Wem gehört eigentlich die Stadt? Dieser Frage geht auch die Filmemacherin Anna Ditges in ihrer Doku über das szenige Helios-Gelände in Köln-Ehrenfeld nach. Im Bild: Die Rote Flora in Hamburg, ein ebenfalls seit langem umkämpfter Bau.


Das Helios-Gelände ist ein Biotop im bunten Ehrenfeld. In seiner Mitte steht ein funktionsloser Leuchtturm, der um 1900 zum Wahrzeichen der Firma wurde, die Technik für Leuchttürme hergestellt hat. Auf dem Gelände tummeln sich Alternativ-Schreiner, Orchestermusiker, Polsterer, ein italienischer Delikatessensupermarkt und eine Kneipe namens „Underground“. Im Sommer wird das Gelände zum Biergarten, ein türkischer Imbissbudenbesitzer brät Köfte, die Leute wippen unter Sonnenschirmen zu Reggaemusik. Eigentlich soll es immer so weitergehen, plötzlich aber taucht der Investor auf, ein Enkel Konrad Adenauers, und kauft das Grundstück im Herzen Kölns. Mit Dolce Vita und Beschaulichkeit ist jetzt erst mal Schluss. Die Anwohner fürchten einen seelenlosen Konsumtempel und Gentrifizierung – und ignorieren dabei, dass sie längst selbst Teil der Gentrifizierung sind.

Es ist ein Glücksfall, dass Anna Ditges der Macht ihrer Bilder vertraut und mit neugierigem Blick Szenen einfängt, die ohne Worte auskommen. Etwa dann, wenn die Aktivistin ihre Tomatenpflanzen auf dem Helios-Gelände inspiziert oder der Investor Golf spielt. Lustig wird es, als Ditges im vergilbten Büro des Bezirksbürgermeisters sitzt und dieser sie in Zigarettenrauch einnebelt, bevor er auch nur ein Wort sagt.

Auf den ersten Blick verkörpert der Investor Paul Bauwens-Adenauer das Klischee des Bösen: Er trägt blaue Anzüge, Krawatten und Designerbrille. Und wenn er redet, ist viel davon die Rede, dass seine Investition sich auch amortisieren müsse. Ditges zeigt einen Investor, der an seine Rendite denkt, der aber auch keine Anwohnerdiskussion auslässt. Und sie zeigt Anwohner, die es am liebsten hätten, dass die Welt, wie sie sie kennen, für immer so bliebe. Der Film lässt keine Gewissheiten zu. Auffallend oft reden die Menschen der Bürgerinitiative von Zukunft und Jugendlichen. Doch in ihren Projektgruppen sitzen immer nur dieselben Mittvierziger, die Berufe haben und guten Wein schätzen. Erst als die Stadt mit der Idee kommt, man müsse auf dem Gelände eine Schule errichten, fällt den Bürgerrechtlern ein: Ach ja, daran haben wir ja noch gar nicht gedacht.

+--

Geben Sie den Text über das Helios-Gelände wortgetreu wieder, beginnend bei den Worten „Es ist ein Glücksfall, dass“ und endend nach „ein Wort sagt.“. Stützen Sie sich ausschließlich auf den Text über das Helios-Gelände.

▶ [Angezeigte Informationen]:
+--

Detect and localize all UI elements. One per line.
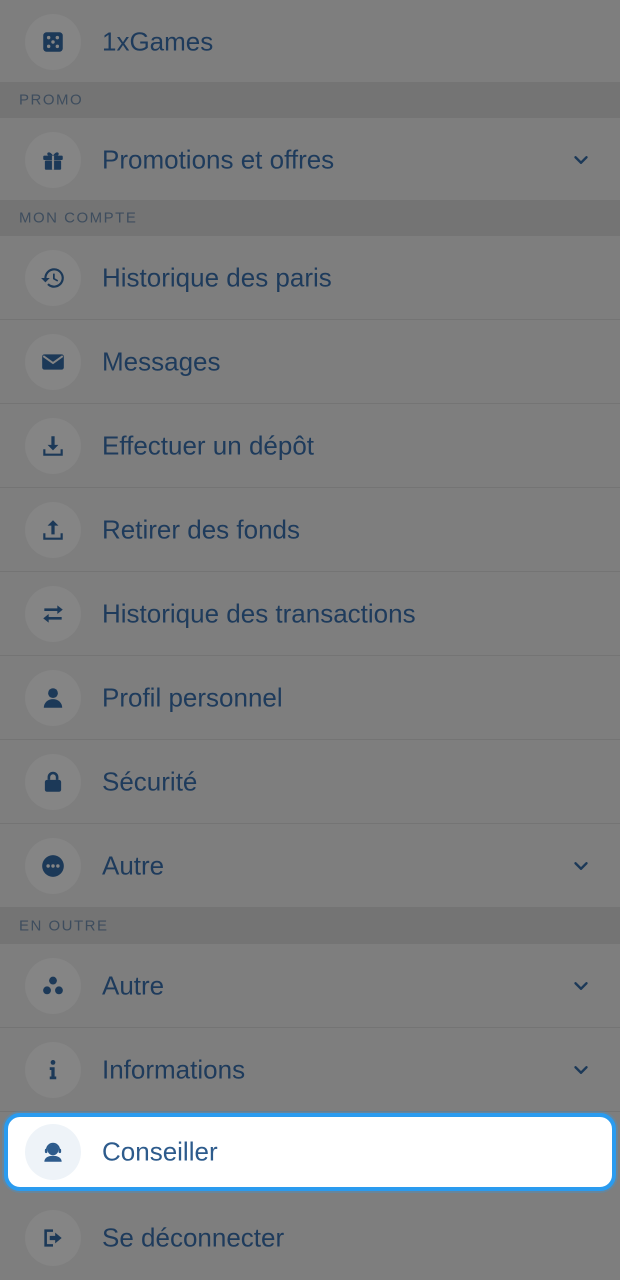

+--

▶ [Lösung]:
Es ist ein Glücksfall, dass Anna Ditges der Macht ihrer Bilder vertraut und mit neugierigem Blick Szenen einfängt, die ohne Worte auskommen. Etwa dann, wenn die Aktivistin ihre Tomatenpflanzen auf dem Helios-Gelände inspiziert oder der Investor Golf spielt. Lustig wird es, als Ditges im vergilbten Büro des Bezirksbürgermeisters sitzt und dieser sie in Zigarettenrauch einnebelt, bevor er auch nur ein Wort sagt.